[Do this] Every entry that follows should be repeated exactly; drop the images.

Begin Entries supplied

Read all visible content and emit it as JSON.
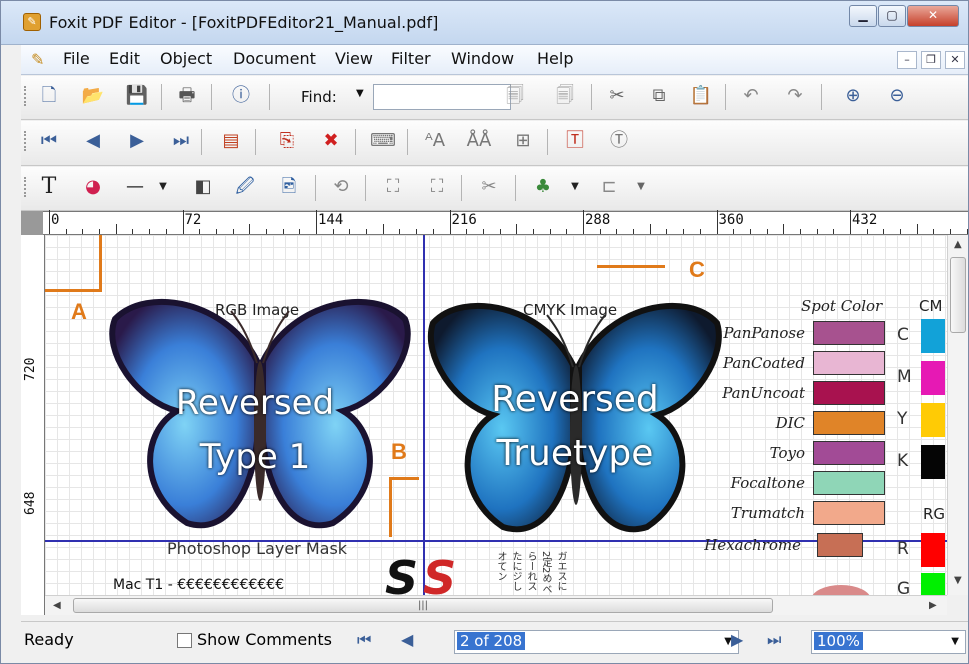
{
  "window": {
    "title": "Foxit PDF Editor - [FoxitPDFEditor21_Manual.pdf]"
  },
  "menu": [
    "File",
    "Edit",
    "Object",
    "Document",
    "View",
    "Filter",
    "Window",
    "Help"
  ],
  "toolbar": {
    "find_label": "Find:",
    "find_value": ""
  },
  "ruler": {
    "h_labels": [
      "0",
      "72",
      "144",
      "216",
      "288",
      "360",
      "432"
    ],
    "v_labels": [
      "720",
      "648"
    ]
  },
  "page": {
    "callouts": {
      "a": "A",
      "b": "B",
      "c": "C"
    },
    "rgb_label": "RGB Image",
    "cmyk_label": "CMYK Image",
    "rgb_text_1": "Reversed",
    "rgb_text_2": "Type 1",
    "cmyk_text_1": "Reversed",
    "cmyk_text_2": "Truetype",
    "mask_label": "Photoshop Layer Mask",
    "mac_label": "Mac T1 - €€€€€€€€€€€€",
    "spot_title": "Spot Color",
    "cmyk_title": "CM",
    "rgb_title": "RG",
    "spots": [
      {
        "label": "PanPanose",
        "color": "#a7528f"
      },
      {
        "label": "PanCoated",
        "color": "#e8b6d3"
      },
      {
        "label": "PanUncoat",
        "color": "#a8124f"
      },
      {
        "label": "DIC",
        "color": "#e08428"
      },
      {
        "label": "Toyo",
        "color": "#a24b96"
      },
      {
        "label": "Focaltone",
        "color": "#8fd6b7"
      },
      {
        "label": "Trumatch",
        "color": "#f2a98b"
      },
      {
        "label": "Hexachrome",
        "color": "#c76f55"
      }
    ],
    "cmyk_swatches": [
      {
        "label": "C",
        "color": "#12a2d8"
      },
      {
        "label": "M",
        "color": "#e619b4"
      },
      {
        "label": "Y",
        "color": "#ffcb05"
      },
      {
        "label": "K",
        "color": "#050505"
      }
    ],
    "rgb_swatches": [
      {
        "label": "R",
        "color": "#ff0000"
      },
      {
        "label": "G",
        "color": "#00f000"
      }
    ],
    "japanese_cols": [
      "ガエ",
      "スに",
      "2定",
      "2め",
      "ベら",
      "ーれ",
      "スた",
      "にジ",
      "しオ",
      "てン"
    ]
  },
  "status": {
    "ready": "Ready",
    "show_comments": "Show Comments",
    "page_value": "2 of 208",
    "zoom_value": "100%"
  }
}
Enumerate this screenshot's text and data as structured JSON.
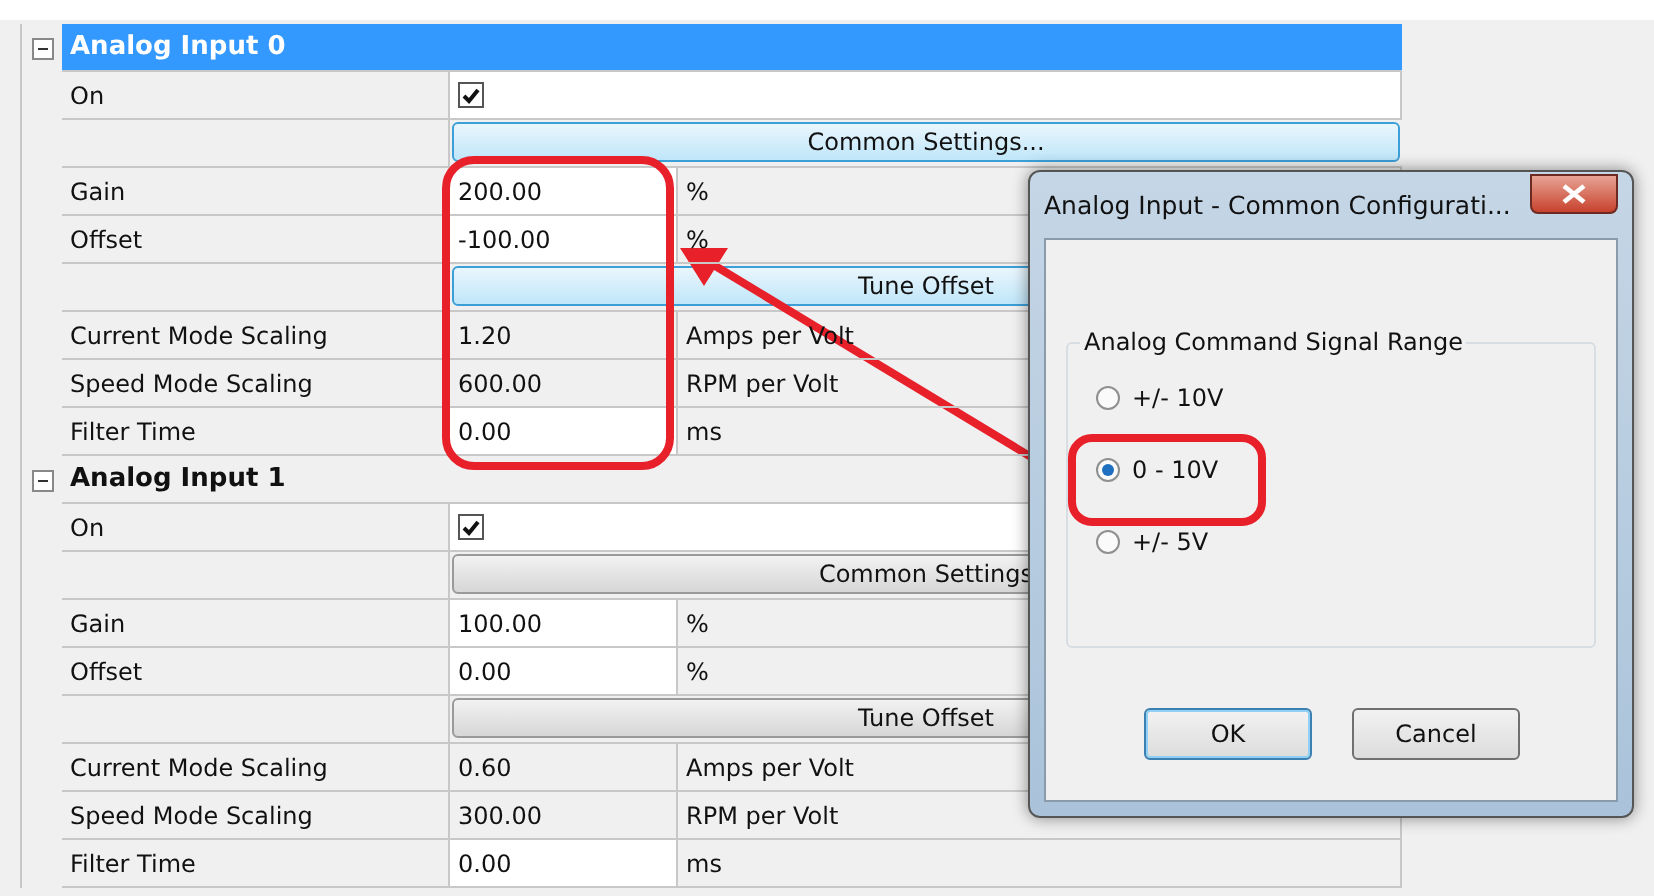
{
  "groups": [
    {
      "title": "Analog Input 0",
      "expanded": true,
      "selected": true,
      "rows": [
        {
          "kind": "checkbox",
          "label": "On",
          "checked": true
        },
        {
          "kind": "button",
          "label": "Common Settings..."
        },
        {
          "kind": "field",
          "label": "Gain",
          "value": "200.00",
          "unit": "%",
          "editable": true
        },
        {
          "kind": "field",
          "label": "Offset",
          "value": "-100.00",
          "unit": "%",
          "editable": true
        },
        {
          "kind": "button",
          "label": "Tune Offset"
        },
        {
          "kind": "field",
          "label": "Current Mode Scaling",
          "value": "1.20",
          "unit": "Amps per Volt",
          "editable": false
        },
        {
          "kind": "field",
          "label": "Speed Mode Scaling",
          "value": "600.00",
          "unit": "RPM per Volt",
          "editable": false
        },
        {
          "kind": "field",
          "label": "Filter Time",
          "value": "0.00",
          "unit": "ms",
          "editable": true
        }
      ]
    },
    {
      "title": "Analog Input 1",
      "expanded": true,
      "selected": false,
      "rows": [
        {
          "kind": "checkbox",
          "label": "On",
          "checked": true
        },
        {
          "kind": "button",
          "label": "Common Settings"
        },
        {
          "kind": "field",
          "label": "Gain",
          "value": "100.00",
          "unit": "%",
          "editable": true
        },
        {
          "kind": "field",
          "label": "Offset",
          "value": "0.00",
          "unit": "%",
          "editable": true
        },
        {
          "kind": "button",
          "label": "Tune Offset"
        },
        {
          "kind": "field",
          "label": "Current Mode Scaling",
          "value": "0.60",
          "unit": "Amps per Volt",
          "editable": false
        },
        {
          "kind": "field",
          "label": "Speed Mode Scaling",
          "value": "300.00",
          "unit": "RPM per Volt",
          "editable": false
        },
        {
          "kind": "field",
          "label": "Filter Time",
          "value": "0.00",
          "unit": "ms",
          "editable": true
        }
      ]
    }
  ],
  "dialog": {
    "title": "Analog Input - Common Configurati...",
    "group_title": "Analog Command Signal Range",
    "options": [
      {
        "label": "+/- 10V",
        "selected": false
      },
      {
        "label": "0 - 10V",
        "selected": true
      },
      {
        "label": "+/- 5V",
        "selected": false
      }
    ],
    "buttons": [
      {
        "label": "OK",
        "default": true
      },
      {
        "label": "Cancel",
        "default": false
      }
    ]
  }
}
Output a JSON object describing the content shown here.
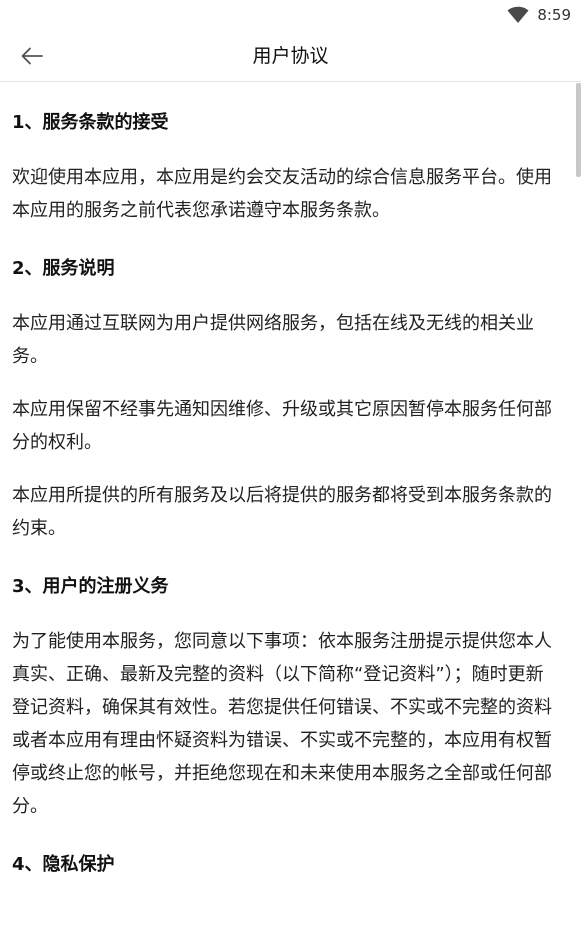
{
  "status_bar": {
    "time": "8:59",
    "icons": [
      "wifi-icon"
    ]
  },
  "app_bar": {
    "title": "用户协议",
    "back_icon": "arrow-left-icon"
  },
  "sections": [
    {
      "heading": "1、服务条款的接受",
      "paragraphs": [
        "欢迎使用本应用，本应用是约会交友活动的综合信息服务平台。使用本应用的服务之前代表您承诺遵守本服务条款。"
      ]
    },
    {
      "heading": "2、服务说明",
      "paragraphs": [
        "本应用通过互联网为用户提供网络服务，包括在线及无线的相关业务。",
        "本应用保留不经事先通知因维修、升级或其它原因暂停本服务任何部分的权利。",
        "本应用所提供的所有服务及以后将提供的服务都将受到本服务条款的约束。"
      ]
    },
    {
      "heading": "3、用户的注册义务",
      "paragraphs": [
        "为了能使用本服务，您同意以下事项：依本服务注册提示提供您本人真实、正确、最新及完整的资料（以下简称“登记资料”）；随时更新登记资料，确保其有效性。若您提供任何错误、不实或不完整的资料或者本应用有理由怀疑资料为错误、不实或不完整的，本应用有权暂停或终止您的帐号，并拒绝您现在和未来使用本服务之全部或任何部分。"
      ]
    },
    {
      "heading": "4、隐私保护",
      "paragraphs": []
    }
  ]
}
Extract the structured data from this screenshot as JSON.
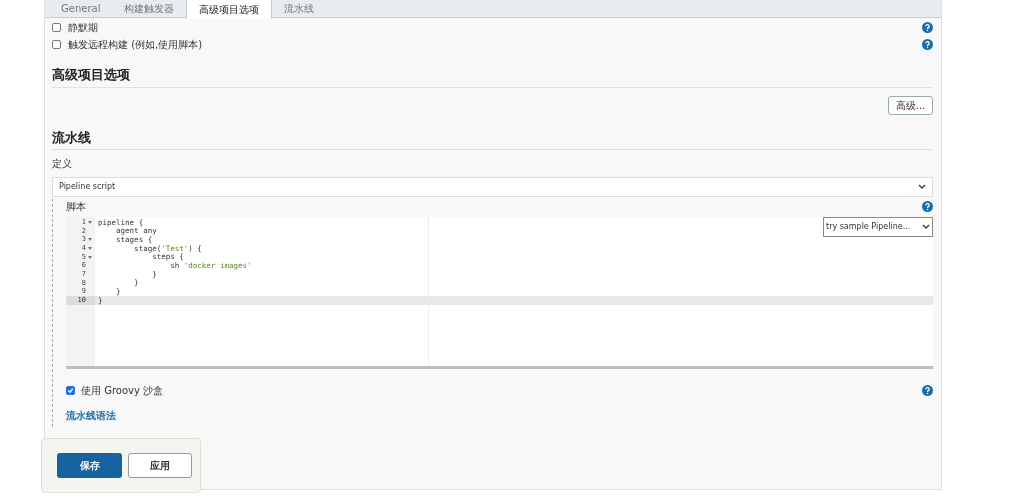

End Entries supplied

[Result of this exercise]
Read all visible content and emit it as JSON.
{
  "window": {
    "title": "Foxit PDF Editor - [FoxitPDFEditor21_Manual.pdf]"
  },
  "menu": [
    "File",
    "Edit",
    "Object",
    "Document",
    "View",
    "Filter",
    "Window",
    "Help"
  ],
  "toolbar": {
    "find_label": "Find:",
    "find_value": ""
  },
  "ruler": {
    "h_labels": [
      "0",
      "72",
      "144",
      "216",
      "288",
      "360",
      "432"
    ],
    "v_labels": [
      "720",
      "648"
    ]
  },
  "page": {
    "callouts": {
      "a": "A",
      "b": "B",
      "c": "C"
    },
    "rgb_label": "RGB Image",
    "cmyk_label": "CMYK Image",
    "rgb_text_1": "Reversed",
    "rgb_text_2": "Type 1",
    "cmyk_text_1": "Reversed",
    "cmyk_text_2": "Truetype",
    "mask_label": "Photoshop Layer Mask",
    "mac_label": "Mac T1 - €€€€€€€€€€€€",
    "spot_title": "Spot Color",
    "cmyk_title": "CM",
    "rgb_title": "RG",
    "spots": [
      {
        "label": "PanPanose",
        "color": "#a7528f"
      },
      {
        "label": "PanCoated",
        "color": "#e8b6d3"
      },
      {
        "label": "PanUncoat",
        "color": "#a8124f"
      },
      {
        "label": "DIC",
        "color": "#e08428"
      },
      {
        "label": "Toyo",
        "color": "#a24b96"
      },
      {
        "label": "Focaltone",
        "color": "#8fd6b7"
      },
      {
        "label": "Trumatch",
        "color": "#f2a98b"
      },
      {
        "label": "Hexachrome",
        "color": "#c76f55"
      }
    ],
    "cmyk_swatches": [
      {
        "label": "C",
        "color": "#12a2d8"
      },
      {
        "label": "M",
        "color": "#e619b4"
      },
      {
        "label": "Y",
        "color": "#ffcb05"
      },
      {
        "label": "K",
        "color": "#050505"
      }
    ],
    "rgb_swatches": [
      {
        "label": "R",
        "color": "#ff0000"
      },
      {
        "label": "G",
        "color": "#00f000"
      }
    ],
    "japanese_cols": [
      "ガエ",
      "スに",
      "2定",
      "2め",
      "ベら",
      "ーれ",
      "スた",
      "にジ",
      "しオ",
      "てン"
    ]
  },
  "status": {
    "ready": "Ready",
    "show_comments": "Show Comments",
    "page_value": "2 of 208",
    "zoom_value": "100%"
  }
}
Enumerate this screenshot's text and data as structured JSON.
{
  "groups": [
    {
      "title": "Analog Input 0",
      "expanded": true,
      "selected": true,
      "rows": [
        {
          "kind": "checkbox",
          "label": "On",
          "checked": true
        },
        {
          "kind": "button",
          "label": "Common Settings..."
        },
        {
          "kind": "field",
          "label": "Gain",
          "value": "200.00",
          "unit": "%",
          "editable": true
        },
        {
          "kind": "field",
          "label": "Offset",
          "value": "-100.00",
          "unit": "%",
          "editable": true
        },
        {
          "kind": "button",
          "label": "Tune Offset"
        },
        {
          "kind": "field",
          "label": "Current Mode Scaling",
          "value": "1.20",
          "unit": "Amps per Volt",
          "editable": false
        },
        {
          "kind": "field",
          "label": "Speed Mode Scaling",
          "value": "600.00",
          "unit": "RPM per Volt",
          "editable": false
        },
        {
          "kind": "field",
          "label": "Filter Time",
          "value": "0.00",
          "unit": "ms",
          "editable": true
        }
      ]
    },
    {
      "title": "Analog Input 1",
      "expanded": true,
      "selected": false,
      "rows": [
        {
          "kind": "checkbox",
          "label": "On",
          "checked": true
        },
        {
          "kind": "button",
          "label": "Common Settings"
        },
        {
          "kind": "field",
          "label": "Gain",
          "value": "100.00",
          "unit": "%",
          "editable": true
        },
        {
          "kind": "field",
          "label": "Offset",
          "value": "0.00",
          "unit": "%",
          "editable": true
        },
        {
          "kind": "button",
          "label": "Tune Offset"
        },
        {
          "kind": "field",
          "label": "Current Mode Scaling",
          "value": "0.60",
          "unit": "Amps per Volt",
          "editable": false
        },
        {
          "kind": "field",
          "label": "Speed Mode Scaling",
          "value": "300.00",
          "unit": "RPM per Volt",
          "editable": false
        },
        {
          "kind": "field",
          "label": "Filter Time",
          "value": "0.00",
          "unit": "ms",
          "editable": true
        }
      ]
    }
  ],
  "dialog": {
    "title": "Analog Input - Common Configurati...",
    "group_title": "Analog Command Signal Range",
    "options": [
      {
        "label": "+/- 10V",
        "selected": false
      },
      {
        "label": "0 - 10V",
        "selected": true
      },
      {
        "label": "+/- 5V",
        "selected": false
      }
    ],
    "buttons": [
      {
        "label": "OK",
        "default": true
      },
      {
        "label": "Cancel",
        "default": false
      }
    ]
  }
}
Output a JSON object describing the content shown here.
{
  "status_bar": {
    "time": "8:59",
    "icons": [
      "wifi-icon"
    ]
  },
  "app_bar": {
    "title": "用户协议",
    "back_icon": "arrow-left-icon"
  },
  "sections": [
    {
      "heading": "1、服务条款的接受",
      "paragraphs": [
        "欢迎使用本应用，本应用是约会交友活动的综合信息服务平台。使用本应用的服务之前代表您承诺遵守本服务条款。"
      ]
    },
    {
      "heading": "2、服务说明",
      "paragraphs": [
        "本应用通过互联网为用户提供网络服务，包括在线及无线的相关业务。",
        "本应用保留不经事先通知因维修、升级或其它原因暂停本服务任何部分的权利。",
        "本应用所提供的所有服务及以后将提供的服务都将受到本服务条款的约束。"
      ]
    },
    {
      "heading": "3、用户的注册义务",
      "paragraphs": [
        "为了能使用本服务，您同意以下事项：依本服务注册提示提供您本人真实、正确、最新及完整的资料（以下简称“登记资料”）；随时更新登记资料，确保其有效性。若您提供任何错误、不实或不完整的资料或者本应用有理由怀疑资料为错误、不实或不完整的，本应用有权暂停或终止您的帐号，并拒绝您现在和未来使用本服务之全部或任何部分。"
      ]
    },
    {
      "heading": "4、隐私保护",
      "paragraphs": []
    }
  ]
}
Extract the structured data from this screenshot as JSON.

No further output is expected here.